** INSTRUCTIONS TO FOLLOW **
Identify each line containing the word "ἠλεκτρισμένον" and copy it.

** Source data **
>> start

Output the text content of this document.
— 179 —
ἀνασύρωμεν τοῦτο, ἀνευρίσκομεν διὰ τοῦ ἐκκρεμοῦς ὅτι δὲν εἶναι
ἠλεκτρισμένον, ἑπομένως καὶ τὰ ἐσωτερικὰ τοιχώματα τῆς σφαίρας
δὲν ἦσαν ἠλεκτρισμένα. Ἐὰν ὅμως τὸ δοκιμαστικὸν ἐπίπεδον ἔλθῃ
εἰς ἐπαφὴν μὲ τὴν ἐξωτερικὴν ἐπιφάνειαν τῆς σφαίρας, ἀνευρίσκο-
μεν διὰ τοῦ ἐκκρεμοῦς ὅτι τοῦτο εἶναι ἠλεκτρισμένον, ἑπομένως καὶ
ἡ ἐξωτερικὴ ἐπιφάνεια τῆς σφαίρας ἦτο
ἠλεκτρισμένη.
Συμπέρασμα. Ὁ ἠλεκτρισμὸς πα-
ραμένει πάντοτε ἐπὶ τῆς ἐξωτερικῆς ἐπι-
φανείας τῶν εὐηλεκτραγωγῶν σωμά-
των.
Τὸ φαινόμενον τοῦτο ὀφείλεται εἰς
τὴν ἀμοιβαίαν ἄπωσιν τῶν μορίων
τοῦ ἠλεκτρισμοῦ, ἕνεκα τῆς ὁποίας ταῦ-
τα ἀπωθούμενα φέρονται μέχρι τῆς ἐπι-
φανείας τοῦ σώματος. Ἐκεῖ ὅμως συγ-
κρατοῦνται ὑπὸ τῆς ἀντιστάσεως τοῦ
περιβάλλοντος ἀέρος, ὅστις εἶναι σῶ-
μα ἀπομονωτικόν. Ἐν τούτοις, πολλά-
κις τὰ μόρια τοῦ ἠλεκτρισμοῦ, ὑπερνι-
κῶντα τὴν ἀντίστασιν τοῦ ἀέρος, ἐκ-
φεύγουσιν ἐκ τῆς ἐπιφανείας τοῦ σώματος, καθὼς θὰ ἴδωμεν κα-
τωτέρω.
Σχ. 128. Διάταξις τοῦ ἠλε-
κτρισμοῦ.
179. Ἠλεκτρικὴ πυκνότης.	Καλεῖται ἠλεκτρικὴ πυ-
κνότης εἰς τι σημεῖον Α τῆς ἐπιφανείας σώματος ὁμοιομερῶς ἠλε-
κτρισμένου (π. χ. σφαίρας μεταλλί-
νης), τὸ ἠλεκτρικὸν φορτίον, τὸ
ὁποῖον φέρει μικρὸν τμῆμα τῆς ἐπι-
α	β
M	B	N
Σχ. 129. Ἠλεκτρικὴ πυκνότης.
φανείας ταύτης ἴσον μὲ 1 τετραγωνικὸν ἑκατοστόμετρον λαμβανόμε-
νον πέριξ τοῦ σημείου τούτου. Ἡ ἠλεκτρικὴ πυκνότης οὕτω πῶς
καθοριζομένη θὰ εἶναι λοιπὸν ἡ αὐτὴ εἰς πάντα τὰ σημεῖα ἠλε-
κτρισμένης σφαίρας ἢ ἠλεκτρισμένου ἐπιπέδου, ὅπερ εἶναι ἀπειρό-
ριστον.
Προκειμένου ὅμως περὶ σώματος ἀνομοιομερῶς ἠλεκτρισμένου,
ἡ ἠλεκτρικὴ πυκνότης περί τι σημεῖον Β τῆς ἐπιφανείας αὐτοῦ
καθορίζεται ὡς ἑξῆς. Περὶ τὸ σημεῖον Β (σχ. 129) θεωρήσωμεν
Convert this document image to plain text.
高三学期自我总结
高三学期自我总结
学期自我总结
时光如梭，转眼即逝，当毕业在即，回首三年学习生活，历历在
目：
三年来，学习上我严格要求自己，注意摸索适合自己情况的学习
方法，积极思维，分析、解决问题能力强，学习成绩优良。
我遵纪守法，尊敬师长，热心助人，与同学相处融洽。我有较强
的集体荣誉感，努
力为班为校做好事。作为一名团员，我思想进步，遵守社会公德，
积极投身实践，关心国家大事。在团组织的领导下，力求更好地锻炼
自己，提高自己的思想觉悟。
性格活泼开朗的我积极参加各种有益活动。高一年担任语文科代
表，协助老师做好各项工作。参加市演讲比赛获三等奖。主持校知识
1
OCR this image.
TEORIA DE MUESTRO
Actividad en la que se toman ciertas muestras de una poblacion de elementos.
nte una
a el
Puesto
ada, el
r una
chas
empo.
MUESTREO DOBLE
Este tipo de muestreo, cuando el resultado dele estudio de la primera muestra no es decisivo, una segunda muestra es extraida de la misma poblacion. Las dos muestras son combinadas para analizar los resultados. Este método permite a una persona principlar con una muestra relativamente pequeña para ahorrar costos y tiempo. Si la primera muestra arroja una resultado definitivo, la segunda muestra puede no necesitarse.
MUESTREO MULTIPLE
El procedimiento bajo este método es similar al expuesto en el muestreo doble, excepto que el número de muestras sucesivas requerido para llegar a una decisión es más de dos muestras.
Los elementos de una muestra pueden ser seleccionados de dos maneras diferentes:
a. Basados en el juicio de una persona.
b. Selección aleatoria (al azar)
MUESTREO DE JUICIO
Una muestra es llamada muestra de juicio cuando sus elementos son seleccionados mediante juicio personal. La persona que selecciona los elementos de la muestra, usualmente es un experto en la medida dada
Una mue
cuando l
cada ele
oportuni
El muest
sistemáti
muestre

>> end

** RESPONSE BELOW **
ἠλεκτρισμένον, ἑπομένως καὶ τὰ ἐσωτερικὰ τοιχώματα τῆς σφαίρας
μεν διὰ τοῦ ἐκκρεμοῦς ὅτι τοῦτο εἶναι ἠλεκτρισμένον, ἑπομένως καὶ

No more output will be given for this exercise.